- [SHORT EXERCISE]: Reproduce the listing below verbatim, omitting the pictures from your answer.
— Begin —
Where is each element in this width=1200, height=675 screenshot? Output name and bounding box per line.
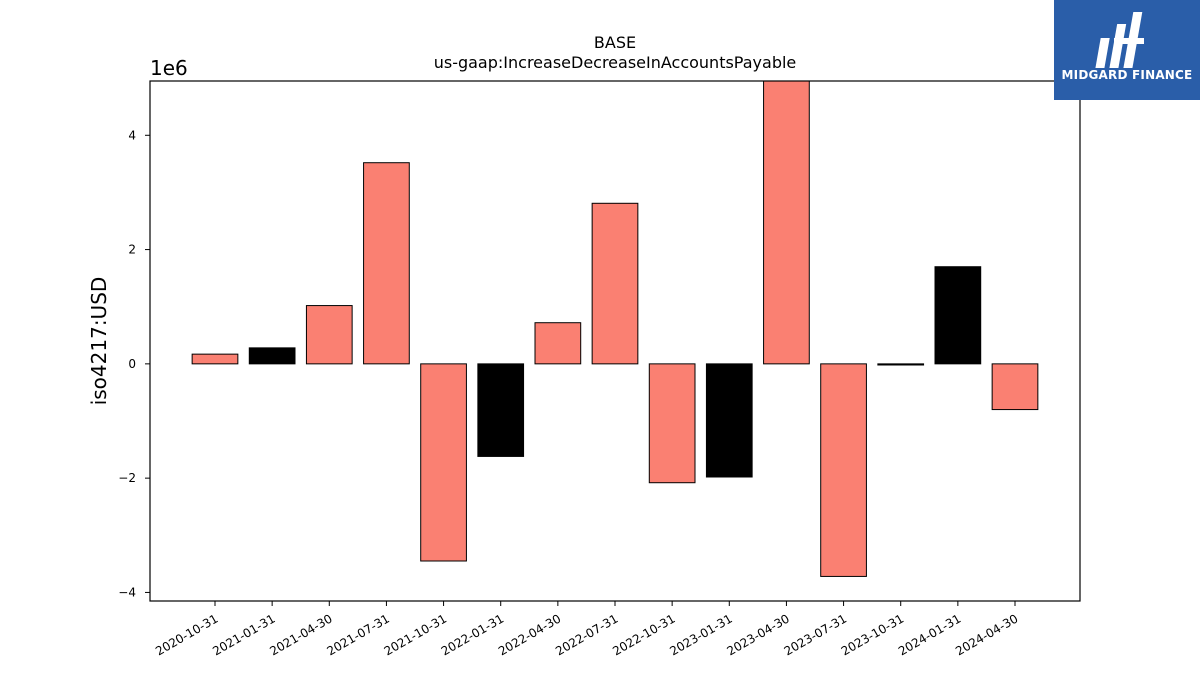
bar-2024-04-30 bbox=[991, 363, 1039, 411]
bar-2021-07-31 bbox=[363, 162, 410, 365]
y-tick-label: 0 bbox=[128, 357, 136, 371]
y-tick-label: −4 bbox=[118, 585, 136, 599]
bar-2024-01-31 bbox=[934, 266, 982, 365]
x-tick-label: 2022-01-31 bbox=[439, 611, 506, 658]
x-tick-label: 2022-07-31 bbox=[553, 611, 620, 658]
bar-2023-04-30 bbox=[763, 80, 810, 365]
bar-2023-01-31 bbox=[705, 363, 753, 478]
x-tick-label: 2021-01-31 bbox=[210, 611, 277, 658]
bar-2021-10-31 bbox=[420, 363, 467, 562]
y-tick-label: −2 bbox=[118, 471, 136, 485]
chart-title: BASE bbox=[594, 33, 636, 52]
bar-2020-10-31 bbox=[191, 353, 239, 365]
chart-subtitle: us-gaap:IncreaseDecreaseInAccountsPayabl… bbox=[434, 53, 797, 72]
y-axis-label: iso4217:USD bbox=[87, 277, 111, 406]
midgard-logo-icon bbox=[1095, 12, 1144, 68]
bar-2022-07-31 bbox=[591, 202, 639, 365]
bar-2021-04-30 bbox=[305, 305, 353, 365]
x-tick-label: 2022-10-31 bbox=[610, 611, 677, 658]
plot-frame bbox=[149, 80, 1081, 602]
bar-2022-04-30 bbox=[534, 322, 582, 365]
midgard-finance-logo: MIDGARD FINANCE bbox=[1054, 0, 1200, 100]
x-tick-label: 2020-10-31 bbox=[153, 611, 220, 658]
logo-text: MIDGARD FINANCE bbox=[1061, 68, 1193, 82]
x-tick-label: 2024-01-31 bbox=[896, 611, 963, 658]
x-tick-label: 2021-07-31 bbox=[325, 611, 392, 658]
y-axis: −4 −2 0 2 4 bbox=[118, 128, 150, 599]
x-tick-label: 2024-04-30 bbox=[953, 611, 1020, 658]
y-tick-label: 2 bbox=[128, 243, 136, 257]
x-axis: 2020-10-312021-01-312021-04-302021-07-31… bbox=[153, 601, 1021, 658]
x-tick-label: 2023-10-31 bbox=[839, 611, 906, 658]
x-tick-label: 2023-01-31 bbox=[667, 611, 734, 658]
bar-2023-07-31 bbox=[820, 363, 867, 577]
y-tick-label: 4 bbox=[128, 128, 136, 142]
x-tick-label: 2023-07-31 bbox=[782, 611, 849, 658]
bars-group bbox=[191, 80, 1039, 577]
bar-2021-01-31 bbox=[248, 347, 296, 365]
x-tick-label: 2021-04-30 bbox=[267, 611, 334, 658]
bar-2022-10-31 bbox=[648, 363, 696, 484]
bar-2022-01-31 bbox=[477, 363, 525, 457]
bar-2023-10-31 bbox=[877, 363, 925, 366]
y-offset-label: 1e6 bbox=[150, 56, 188, 80]
x-tick-label: 2022-04-30 bbox=[496, 611, 563, 658]
x-tick-label: 2023-04-30 bbox=[725, 611, 792, 658]
x-tick-label: 2021-10-31 bbox=[382, 611, 449, 658]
— End —
- [EXPECTED OUTPUT]:
Where is each element in this width=1200, height=675 screenshot? Output name and bounding box per line.
bar-2024-04-30 bbox=[991, 363, 1039, 411]
bar-2021-07-31 bbox=[363, 162, 410, 365]
y-tick-label: 0 bbox=[128, 357, 136, 371]
y-tick-label: −4 bbox=[118, 585, 136, 599]
bar-2024-01-31 bbox=[934, 266, 982, 365]
x-tick-label: 2022-01-31 bbox=[439, 611, 506, 658]
x-tick-label: 2022-07-31 bbox=[553, 611, 620, 658]
bar-2023-04-30 bbox=[763, 80, 810, 365]
bar-2023-01-31 bbox=[705, 363, 753, 478]
x-tick-label: 2021-01-31 bbox=[210, 611, 277, 658]
bar-2021-10-31 bbox=[420, 363, 467, 562]
y-tick-label: −2 bbox=[118, 471, 136, 485]
chart-title: BASE bbox=[594, 33, 636, 52]
bar-2020-10-31 bbox=[191, 353, 239, 365]
chart-subtitle: us-gaap:IncreaseDecreaseInAccountsPayabl… bbox=[434, 53, 797, 72]
y-axis-label: iso4217:USD bbox=[87, 277, 111, 406]
midgard-logo-icon bbox=[1095, 12, 1144, 68]
bar-2022-07-31 bbox=[591, 202, 639, 365]
bar-2021-04-30 bbox=[305, 305, 353, 365]
x-tick-label: 2022-10-31 bbox=[610, 611, 677, 658]
plot-frame bbox=[149, 80, 1081, 602]
bar-2022-04-30 bbox=[534, 322, 582, 365]
midgard-finance-logo: MIDGARD FINANCE bbox=[1054, 0, 1200, 100]
x-tick-label: 2020-10-31 bbox=[153, 611, 220, 658]
logo-text: MIDGARD FINANCE bbox=[1061, 68, 1193, 82]
x-tick-label: 2024-01-31 bbox=[896, 611, 963, 658]
x-tick-label: 2021-07-31 bbox=[325, 611, 392, 658]
y-axis: −4 −2 0 2 4 bbox=[118, 128, 150, 599]
x-tick-label: 2024-04-30 bbox=[953, 611, 1020, 658]
y-tick-label: 2 bbox=[128, 243, 136, 257]
x-axis: 2020-10-312021-01-312021-04-302021-07-31… bbox=[153, 601, 1021, 658]
x-tick-label: 2023-10-31 bbox=[839, 611, 906, 658]
x-tick-label: 2023-01-31 bbox=[667, 611, 734, 658]
bar-2023-07-31 bbox=[820, 363, 867, 577]
y-tick-label: 4 bbox=[128, 128, 136, 142]
x-tick-label: 2023-07-31 bbox=[782, 611, 849, 658]
bars-group bbox=[191, 80, 1039, 577]
bar-2021-01-31 bbox=[248, 347, 296, 365]
x-tick-label: 2021-04-30 bbox=[267, 611, 334, 658]
bar-2022-10-31 bbox=[648, 363, 696, 484]
bar-2022-01-31 bbox=[477, 363, 525, 457]
bar-2023-10-31 bbox=[877, 363, 925, 366]
y-offset-label: 1e6 bbox=[150, 56, 188, 80]
x-tick-label: 2022-04-30 bbox=[496, 611, 563, 658]
x-tick-label: 2023-04-30 bbox=[725, 611, 792, 658]
x-tick-label: 2021-10-31 bbox=[382, 611, 449, 658]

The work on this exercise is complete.